__BRIEF__
List each line of the data that holds the string "docteur".

Saved data entries:
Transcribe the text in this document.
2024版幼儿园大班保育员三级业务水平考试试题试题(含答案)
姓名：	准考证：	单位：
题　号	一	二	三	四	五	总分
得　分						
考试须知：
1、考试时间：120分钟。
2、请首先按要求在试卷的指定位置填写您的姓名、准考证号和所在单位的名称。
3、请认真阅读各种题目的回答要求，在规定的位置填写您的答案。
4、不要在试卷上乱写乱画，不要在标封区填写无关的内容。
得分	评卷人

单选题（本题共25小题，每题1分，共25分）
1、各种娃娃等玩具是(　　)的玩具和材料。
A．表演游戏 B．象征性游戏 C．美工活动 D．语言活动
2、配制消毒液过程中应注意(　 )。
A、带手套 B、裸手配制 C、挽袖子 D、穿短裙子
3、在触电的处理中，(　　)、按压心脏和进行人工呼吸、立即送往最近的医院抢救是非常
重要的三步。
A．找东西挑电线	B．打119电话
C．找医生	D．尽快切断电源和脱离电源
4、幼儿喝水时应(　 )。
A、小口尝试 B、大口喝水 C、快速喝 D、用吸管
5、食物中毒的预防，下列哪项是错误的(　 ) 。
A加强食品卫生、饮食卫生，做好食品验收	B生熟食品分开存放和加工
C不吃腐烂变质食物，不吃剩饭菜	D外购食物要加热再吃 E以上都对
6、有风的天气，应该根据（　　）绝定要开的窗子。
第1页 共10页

==

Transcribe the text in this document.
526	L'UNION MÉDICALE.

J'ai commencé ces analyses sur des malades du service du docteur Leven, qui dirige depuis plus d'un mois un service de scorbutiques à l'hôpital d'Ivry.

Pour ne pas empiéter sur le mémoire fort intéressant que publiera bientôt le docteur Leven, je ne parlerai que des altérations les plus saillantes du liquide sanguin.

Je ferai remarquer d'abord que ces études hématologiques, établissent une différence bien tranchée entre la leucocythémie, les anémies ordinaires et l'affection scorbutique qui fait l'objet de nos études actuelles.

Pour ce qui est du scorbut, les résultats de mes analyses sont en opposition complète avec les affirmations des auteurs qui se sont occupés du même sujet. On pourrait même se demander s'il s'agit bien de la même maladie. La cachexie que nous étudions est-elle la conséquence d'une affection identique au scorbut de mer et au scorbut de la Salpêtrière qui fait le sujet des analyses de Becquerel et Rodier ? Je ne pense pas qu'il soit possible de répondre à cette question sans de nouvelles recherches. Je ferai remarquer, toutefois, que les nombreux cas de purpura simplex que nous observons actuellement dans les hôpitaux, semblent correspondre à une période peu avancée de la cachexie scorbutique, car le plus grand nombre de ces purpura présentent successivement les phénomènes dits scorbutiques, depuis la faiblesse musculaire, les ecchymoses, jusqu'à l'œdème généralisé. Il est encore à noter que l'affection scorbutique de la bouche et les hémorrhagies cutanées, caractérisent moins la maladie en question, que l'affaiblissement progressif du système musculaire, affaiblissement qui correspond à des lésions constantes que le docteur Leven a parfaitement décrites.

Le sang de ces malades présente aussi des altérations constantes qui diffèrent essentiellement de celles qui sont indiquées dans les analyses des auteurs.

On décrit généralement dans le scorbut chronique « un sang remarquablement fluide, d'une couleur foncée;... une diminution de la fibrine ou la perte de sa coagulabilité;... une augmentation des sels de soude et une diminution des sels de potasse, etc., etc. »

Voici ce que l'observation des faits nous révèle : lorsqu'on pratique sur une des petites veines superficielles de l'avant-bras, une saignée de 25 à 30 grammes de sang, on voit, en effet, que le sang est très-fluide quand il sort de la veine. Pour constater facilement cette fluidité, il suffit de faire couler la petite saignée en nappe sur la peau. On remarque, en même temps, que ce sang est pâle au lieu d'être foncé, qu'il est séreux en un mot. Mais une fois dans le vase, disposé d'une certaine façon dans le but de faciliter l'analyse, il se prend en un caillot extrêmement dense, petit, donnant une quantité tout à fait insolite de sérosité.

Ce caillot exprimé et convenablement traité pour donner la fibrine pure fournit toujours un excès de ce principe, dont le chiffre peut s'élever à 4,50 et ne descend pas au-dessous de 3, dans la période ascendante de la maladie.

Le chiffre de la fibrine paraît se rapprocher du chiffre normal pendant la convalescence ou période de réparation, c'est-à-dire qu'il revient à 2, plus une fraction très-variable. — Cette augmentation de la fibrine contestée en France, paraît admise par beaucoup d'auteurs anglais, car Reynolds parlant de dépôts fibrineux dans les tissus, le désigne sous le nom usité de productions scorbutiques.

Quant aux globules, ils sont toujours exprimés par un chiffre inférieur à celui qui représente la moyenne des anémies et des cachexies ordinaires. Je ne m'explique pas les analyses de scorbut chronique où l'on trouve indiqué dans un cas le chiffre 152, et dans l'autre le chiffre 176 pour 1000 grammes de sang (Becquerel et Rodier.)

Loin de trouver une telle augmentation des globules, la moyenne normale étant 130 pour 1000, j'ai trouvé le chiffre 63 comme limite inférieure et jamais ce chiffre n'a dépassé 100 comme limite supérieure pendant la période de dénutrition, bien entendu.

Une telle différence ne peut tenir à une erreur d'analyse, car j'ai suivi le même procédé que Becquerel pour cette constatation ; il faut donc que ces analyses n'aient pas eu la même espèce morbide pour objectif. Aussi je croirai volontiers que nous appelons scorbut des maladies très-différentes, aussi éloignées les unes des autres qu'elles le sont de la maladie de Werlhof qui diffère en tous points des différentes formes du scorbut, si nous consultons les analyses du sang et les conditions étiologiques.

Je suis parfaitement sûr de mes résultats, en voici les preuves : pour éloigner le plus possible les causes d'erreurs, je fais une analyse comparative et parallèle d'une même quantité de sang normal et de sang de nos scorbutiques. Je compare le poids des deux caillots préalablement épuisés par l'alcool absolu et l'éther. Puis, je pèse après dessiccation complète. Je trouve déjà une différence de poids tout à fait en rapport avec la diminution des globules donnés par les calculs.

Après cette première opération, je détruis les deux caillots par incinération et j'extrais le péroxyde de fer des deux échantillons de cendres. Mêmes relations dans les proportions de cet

...

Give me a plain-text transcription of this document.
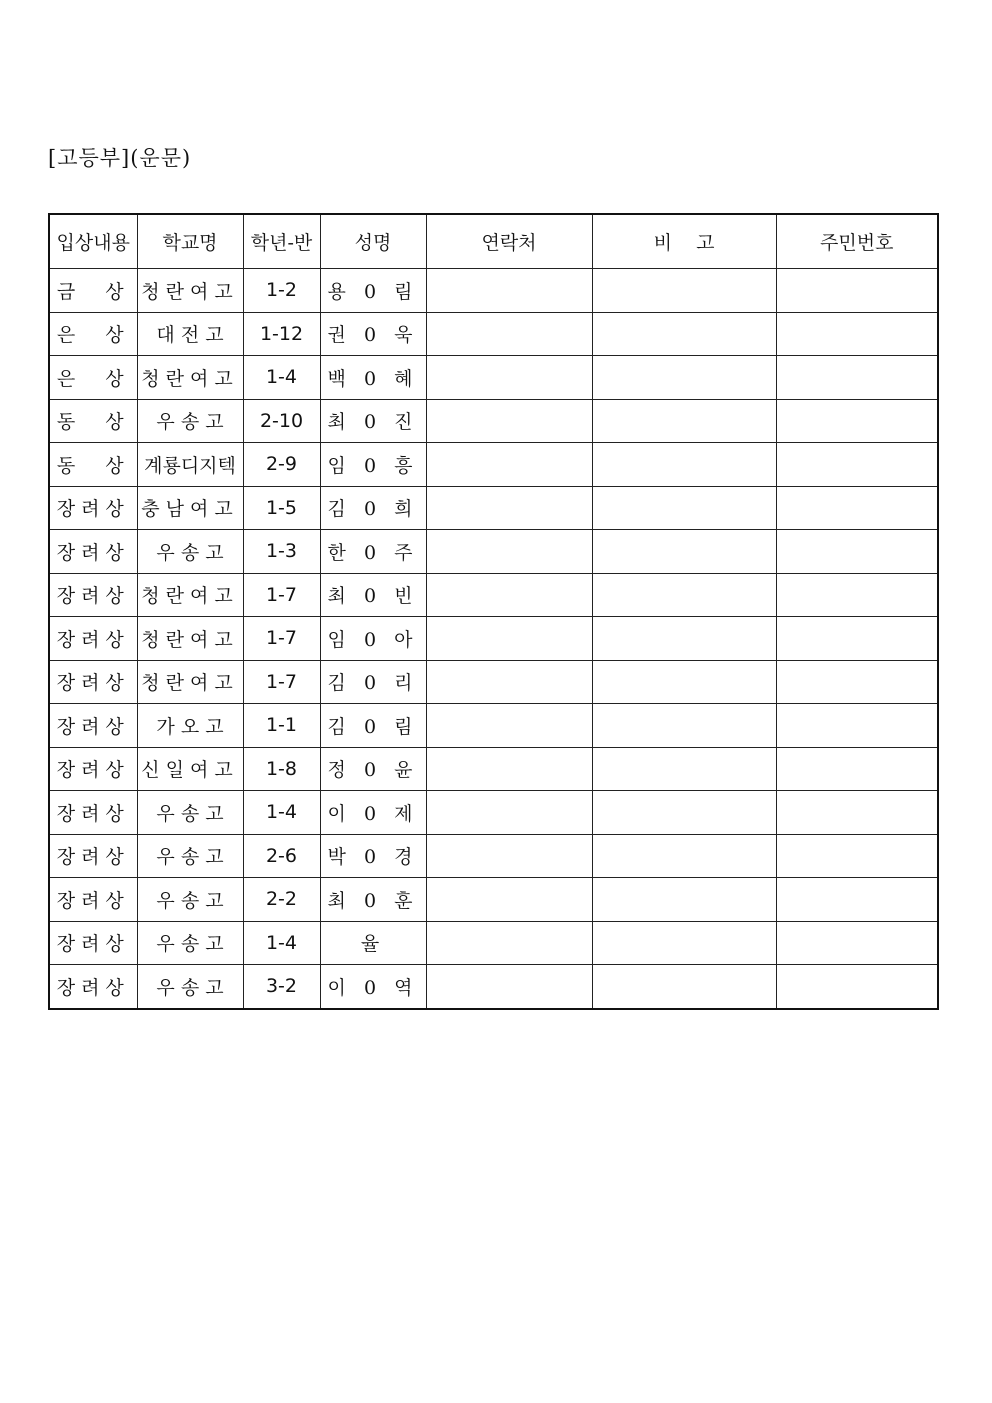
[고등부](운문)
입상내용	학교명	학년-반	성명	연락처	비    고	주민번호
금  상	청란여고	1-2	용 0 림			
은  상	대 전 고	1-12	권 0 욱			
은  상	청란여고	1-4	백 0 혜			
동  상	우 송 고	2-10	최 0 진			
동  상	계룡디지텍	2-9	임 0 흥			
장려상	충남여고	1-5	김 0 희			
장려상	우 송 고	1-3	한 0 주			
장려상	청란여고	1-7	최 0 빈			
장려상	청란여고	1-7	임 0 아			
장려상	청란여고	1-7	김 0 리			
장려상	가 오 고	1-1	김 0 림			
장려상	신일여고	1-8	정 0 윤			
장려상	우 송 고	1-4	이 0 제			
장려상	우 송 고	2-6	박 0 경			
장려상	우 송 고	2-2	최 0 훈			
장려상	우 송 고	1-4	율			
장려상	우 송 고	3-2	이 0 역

__IN RESPONSE__
J'ai commencé ces analyses sur des malades du service du docteur Leven, qui dirige depuis plus d'un mois un service de scorbutiques à l'hôpital d'Ivry.
Pour ne pas empiéter sur le mémoire fort intéressant que publiera bientôt le docteur Leven, je ne parlerai que des altérations les plus saillantes du liquide sanguin.
Pour ce qui est du scorbut, les résultats de mes analyses sont en opposition complète avec les affirmations des auteurs qui se sont occupés du même sujet. On pourrait même se demander s'il s'agit bien de la même maladie. La cachexie que nous étudions est-elle la conséquence d'une affection identique au scorbut de mer et au scorbut de la Salpêtrière qui fait le sujet des analyses de Becquerel et Rodier ? Je ne pense pas qu'il soit possible de répondre à cette question sans de nouvelles recherches. Je ferai remarquer, toutefois, que les nombreux cas de purpura simplex que nous observons actuellement dans les hôpitaux, semblent correspondre à une période peu avancée de la cachexie scorbutique, car le plus grand nombre de ces purpura présentent successivement les phénomènes dits scorbutiques, depuis la faiblesse musculaire, les ecchymoses, jusqu'à l'œdème généralisé. Il est encore à noter que l'affection scorbutique de la bouche et les hémorrhagies cutanées, caractérisent moins la maladie en question, que l'affaiblissement progressif du système musculaire, affaiblissement qui correspond à des lésions constantes que le docteur Leven a parfaitement décrites.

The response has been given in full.